**What to do**
In full and without deviation, write out the entries that follow.

-- START --

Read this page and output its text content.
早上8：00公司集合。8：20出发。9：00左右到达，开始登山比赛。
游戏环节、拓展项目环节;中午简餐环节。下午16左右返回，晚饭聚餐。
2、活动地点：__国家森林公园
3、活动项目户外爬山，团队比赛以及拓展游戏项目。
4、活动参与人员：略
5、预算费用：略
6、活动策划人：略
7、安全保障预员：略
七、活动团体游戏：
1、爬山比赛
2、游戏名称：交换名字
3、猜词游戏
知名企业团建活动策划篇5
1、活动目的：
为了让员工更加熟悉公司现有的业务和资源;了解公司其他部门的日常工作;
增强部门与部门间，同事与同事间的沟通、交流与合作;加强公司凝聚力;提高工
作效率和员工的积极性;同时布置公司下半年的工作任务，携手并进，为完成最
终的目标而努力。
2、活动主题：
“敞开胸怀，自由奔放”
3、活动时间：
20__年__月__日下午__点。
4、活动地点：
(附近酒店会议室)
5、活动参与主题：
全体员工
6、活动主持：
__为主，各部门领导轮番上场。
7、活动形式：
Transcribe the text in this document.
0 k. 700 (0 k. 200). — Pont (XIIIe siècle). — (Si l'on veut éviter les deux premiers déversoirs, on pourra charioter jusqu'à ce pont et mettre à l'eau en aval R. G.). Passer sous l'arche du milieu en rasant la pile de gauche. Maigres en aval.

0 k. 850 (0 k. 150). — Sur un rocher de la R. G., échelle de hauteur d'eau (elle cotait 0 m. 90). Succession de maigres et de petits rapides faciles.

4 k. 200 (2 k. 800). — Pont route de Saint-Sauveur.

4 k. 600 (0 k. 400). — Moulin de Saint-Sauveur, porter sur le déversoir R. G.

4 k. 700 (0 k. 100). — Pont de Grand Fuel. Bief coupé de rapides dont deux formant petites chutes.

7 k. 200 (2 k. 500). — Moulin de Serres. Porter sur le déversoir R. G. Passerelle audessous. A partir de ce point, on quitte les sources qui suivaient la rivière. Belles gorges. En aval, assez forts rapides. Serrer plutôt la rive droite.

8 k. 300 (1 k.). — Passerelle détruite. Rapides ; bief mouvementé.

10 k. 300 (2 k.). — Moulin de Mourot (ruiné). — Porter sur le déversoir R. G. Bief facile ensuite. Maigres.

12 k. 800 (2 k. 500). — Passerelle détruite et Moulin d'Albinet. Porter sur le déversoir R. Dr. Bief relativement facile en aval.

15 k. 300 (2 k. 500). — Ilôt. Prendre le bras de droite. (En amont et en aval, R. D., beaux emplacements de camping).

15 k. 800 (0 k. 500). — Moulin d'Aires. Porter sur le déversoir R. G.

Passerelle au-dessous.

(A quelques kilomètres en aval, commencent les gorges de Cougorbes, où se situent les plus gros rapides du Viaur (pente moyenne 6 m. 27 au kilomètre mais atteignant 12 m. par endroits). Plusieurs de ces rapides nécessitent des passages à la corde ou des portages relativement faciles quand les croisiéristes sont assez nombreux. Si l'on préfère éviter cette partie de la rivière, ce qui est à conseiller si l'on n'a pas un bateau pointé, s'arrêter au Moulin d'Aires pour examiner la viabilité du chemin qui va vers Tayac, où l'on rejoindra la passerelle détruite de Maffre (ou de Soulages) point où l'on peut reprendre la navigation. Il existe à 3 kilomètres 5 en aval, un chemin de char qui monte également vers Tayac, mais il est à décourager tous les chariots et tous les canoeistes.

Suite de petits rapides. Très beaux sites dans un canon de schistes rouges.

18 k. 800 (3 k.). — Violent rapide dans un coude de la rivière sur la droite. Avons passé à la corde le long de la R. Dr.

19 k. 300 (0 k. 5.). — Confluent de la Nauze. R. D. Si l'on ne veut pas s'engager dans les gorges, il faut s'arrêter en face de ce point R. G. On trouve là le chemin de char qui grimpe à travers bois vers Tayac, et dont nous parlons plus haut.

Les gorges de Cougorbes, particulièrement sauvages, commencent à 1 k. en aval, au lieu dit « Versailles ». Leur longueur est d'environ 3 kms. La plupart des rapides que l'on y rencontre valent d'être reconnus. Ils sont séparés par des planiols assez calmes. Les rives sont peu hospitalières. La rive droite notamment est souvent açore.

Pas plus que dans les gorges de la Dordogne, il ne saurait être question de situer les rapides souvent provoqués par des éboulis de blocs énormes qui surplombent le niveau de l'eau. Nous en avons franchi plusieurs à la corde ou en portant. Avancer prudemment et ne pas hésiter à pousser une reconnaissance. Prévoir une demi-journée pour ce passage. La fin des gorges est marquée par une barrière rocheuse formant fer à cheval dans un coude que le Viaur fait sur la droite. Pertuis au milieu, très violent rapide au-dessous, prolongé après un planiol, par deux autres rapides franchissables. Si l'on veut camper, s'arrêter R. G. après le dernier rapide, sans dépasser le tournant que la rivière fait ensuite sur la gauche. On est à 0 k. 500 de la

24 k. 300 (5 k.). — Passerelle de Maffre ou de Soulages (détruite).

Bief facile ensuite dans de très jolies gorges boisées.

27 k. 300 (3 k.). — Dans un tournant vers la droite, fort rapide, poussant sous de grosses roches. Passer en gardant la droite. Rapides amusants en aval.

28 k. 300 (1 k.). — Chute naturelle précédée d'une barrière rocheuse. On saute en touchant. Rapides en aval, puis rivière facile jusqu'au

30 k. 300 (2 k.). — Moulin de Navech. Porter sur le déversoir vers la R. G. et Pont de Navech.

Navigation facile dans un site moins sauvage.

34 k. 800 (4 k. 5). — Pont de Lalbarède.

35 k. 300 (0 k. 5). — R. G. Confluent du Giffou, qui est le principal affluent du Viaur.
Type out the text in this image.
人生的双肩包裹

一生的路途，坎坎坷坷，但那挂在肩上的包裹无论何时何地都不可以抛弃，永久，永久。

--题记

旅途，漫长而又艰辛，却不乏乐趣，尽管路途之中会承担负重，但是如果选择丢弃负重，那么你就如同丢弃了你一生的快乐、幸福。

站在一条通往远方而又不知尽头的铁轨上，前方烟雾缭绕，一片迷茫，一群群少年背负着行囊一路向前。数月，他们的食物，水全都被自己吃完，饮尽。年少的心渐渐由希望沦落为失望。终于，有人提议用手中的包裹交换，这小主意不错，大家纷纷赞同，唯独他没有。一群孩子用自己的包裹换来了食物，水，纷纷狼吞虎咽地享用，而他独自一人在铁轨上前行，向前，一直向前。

-- END --

**Exercise answer**
Read this page and output its text content.
早上8：00公司集合。8：20出发。9：00左右到达，开始登山比赛。
游戏环节、拓展项目环节;中午简餐环节。下午16左右返回，晚饭聚餐。
2、活动地点：__国家森林公园
3、活动项目户外爬山，团队比赛以及拓展游戏项目。
4、活动参与人员：略
5、预算费用：略
6、活动策划人：略
7、安全保障预员：略
七、活动团体游戏：
1、爬山比赛
2、游戏名称：交换名字
3、猜词游戏
知名企业团建活动策划篇5
1、活动目的：
为了让员工更加熟悉公司现有的业务和资源;了解公司其他部门的日常工作;
增强部门与部门间，同事与同事间的沟通、交流与合作;加强公司凝聚力;提高工
作效率和员工的积极性;同时布置公司下半年的工作任务，携手并进，为完成最
终的目标而努力。
2、活动主题：
“敞开胸怀，自由奔放”
3、活动时间：
20__年__月__日下午__点。
4、活动地点：
(附近酒店会议室)
5、活动参与主题：
全体员工
6、活动主持：
__为主，各部门领导轮番上场。
7、活动形式：
Transcribe the text in this document.
0 k. 700 (0 k. 200). — Pont (XIIIe siècle). — (Si l'on veut éviter les deux premiers déversoirs, on pourra charioter jusqu'à ce pont et mettre à l'eau en aval R. G.). Passer sous l'arche du milieu en rasant la pile de gauche. Maigres en aval.

0 k. 850 (0 k. 150). — Sur un rocher de la R. G., échelle de hauteur d'eau (elle cotait 0 m. 90). Succession de maigres et de petits rapides faciles.

4 k. 200 (2 k. 800). — Pont route de Saint-Sauveur.

4 k. 600 (0 k. 400). — Moulin de Saint-Sauveur, porter sur le déversoir R. G.

4 k. 700 (0 k. 100). — Pont de Grand Fuel. Bief coupé de rapides dont deux formant petites chutes.

7 k. 200 (2 k. 500). — Moulin de Serres. Porter sur le déversoir R. G. Passerelle audessous. A partir de ce point, on quitte les sources qui suivaient la rivière. Belles gorges. En aval, assez forts rapides. Serrer plutôt la rive droite.

8 k. 300 (1 k.). — Passerelle détruite. Rapides ; bief mouvementé.

10 k. 300 (2 k.). — Moulin de Mourot (ruiné). — Porter sur le déversoir R. G. Bief facile ensuite. Maigres.

12 k. 800 (2 k. 500). — Passerelle détruite et Moulin d'Albinet. Porter sur le déversoir R. Dr. Bief relativement facile en aval.

15 k. 300 (2 k. 500). — Ilôt. Prendre le bras de droite. (En amont et en aval, R. D., beaux emplacements de camping).

15 k. 800 (0 k. 500). — Moulin d'Aires. Porter sur le déversoir R. G.

Passerelle au-dessous.

(A quelques kilomètres en aval, commencent les gorges de Cougorbes, où se situent les plus gros rapides du Viaur (pente moyenne 6 m. 27 au kilomètre mais atteignant 12 m. par endroits). Plusieurs de ces rapides nécessitent des passages à la corde ou des portages relativement faciles quand les croisiéristes sont assez nombreux. Si l'on préfère éviter cette partie de la rivière, ce qui est à conseiller si l'on n'a pas un bateau pointé, s'arrêter au Moulin d'Aires pour examiner la viabilité du chemin qui va vers Tayac, où l'on rejoindra la passerelle détruite de Maffre (ou de Soulages) point où l'on peut reprendre la navigation. Il existe à 3 kilomètres 5 en aval, un chemin de char qui monte également vers Tayac, mais il est à décourager tous les chariots et tous les canoeistes.

Suite de petits rapides. Très beaux sites dans un canon de schistes rouges.

18 k. 800 (3 k.). — Violent rapide dans un coude de la rivière sur la droite. Avons passé à la corde le long de la R. Dr.

19 k. 300 (0 k. 5.). — Confluent de la Nauze. R. D. Si l'on ne veut pas s'engager dans les gorges, il faut s'arrêter en face de ce point R. G. On trouve là le chemin de char qui grimpe à travers bois vers Tayac, et dont nous parlons plus haut.

Les gorges de Cougorbes, particulièrement sauvages, commencent à 1 k. en aval, au lieu dit « Versailles ». Leur longueur est d'environ 3 kms. La plupart des rapides que l'on y rencontre valent d'être reconnus. Ils sont séparés par des planiols assez calmes. Les rives sont peu hospitalières. La rive droite notamment est souvent açore.

Pas plus que dans les gorges de la Dordogne, il ne saurait être question de situer les rapides souvent provoqués par des éboulis de blocs énormes qui surplombent le niveau de l'eau. Nous en avons franchi plusieurs à la corde ou en portant. Avancer prudemment et ne pas hésiter à pousser une reconnaissance. Prévoir une demi-journée pour ce passage. La fin des gorges est marquée par une barrière rocheuse formant fer à cheval dans un coude que le Viaur fait sur la droite. Pertuis au milieu, très violent rapide au-dessous, prolongé après un planiol, par deux autres rapides franchissables. Si l'on veut camper, s'arrêter R. G. après le dernier rapide, sans dépasser le tournant que la rivière fait ensuite sur la gauche. On est à 0 k. 500 de la

24 k. 300 (5 k.). — Passerelle de Maffre ou de Soulages (détruite).

Bief facile ensuite dans de très jolies gorges boisées.

27 k. 300 (3 k.). — Dans un tournant vers la droite, fort rapide, poussant sous de grosses roches. Passer en gardant la droite. Rapides amusants en aval.

28 k. 300 (1 k.). — Chute naturelle précédée d'une barrière rocheuse. On saute en touchant. Rapides en aval, puis rivière facile jusqu'au

30 k. 300 (2 k.). — Moulin de Navech. Porter sur le déversoir vers la R. G. et Pont de Navech.

Navigation facile dans un site moins sauvage.

34 k. 800 (4 k. 5). — Pont de Lalbarède.

35 k. 300 (0 k. 5). — R. G. Confluent du Giffou, qui est le principal affluent du Viaur.
Type out the text in this image.
人生的双肩包裹

一生的路途，坎坎坷坷，但那挂在肩上的包裹无论何时何地都不可以抛弃，永久，永久。

--题记

旅途，漫长而又艰辛，却不乏乐趣，尽管路途之中会承担负重，但是如果选择丢弃负重，那么你就如同丢弃了你一生的快乐、幸福。

站在一条通往远方而又不知尽头的铁轨上，前方烟雾缭绕，一片迷茫，一群群少年背负着行囊一路向前。数月，他们的食物，水全都被自己吃完，饮尽。年少的心渐渐由希望沦落为失望。终于，有人提议用手中的包裹交换，这小主意不错，大家纷纷赞同，唯独他没有。一群孩子用自己的包裹换来了食物，水，纷纷狼吞虎咽地享用，而他独自一人在铁轨上前行，向前，一直向前。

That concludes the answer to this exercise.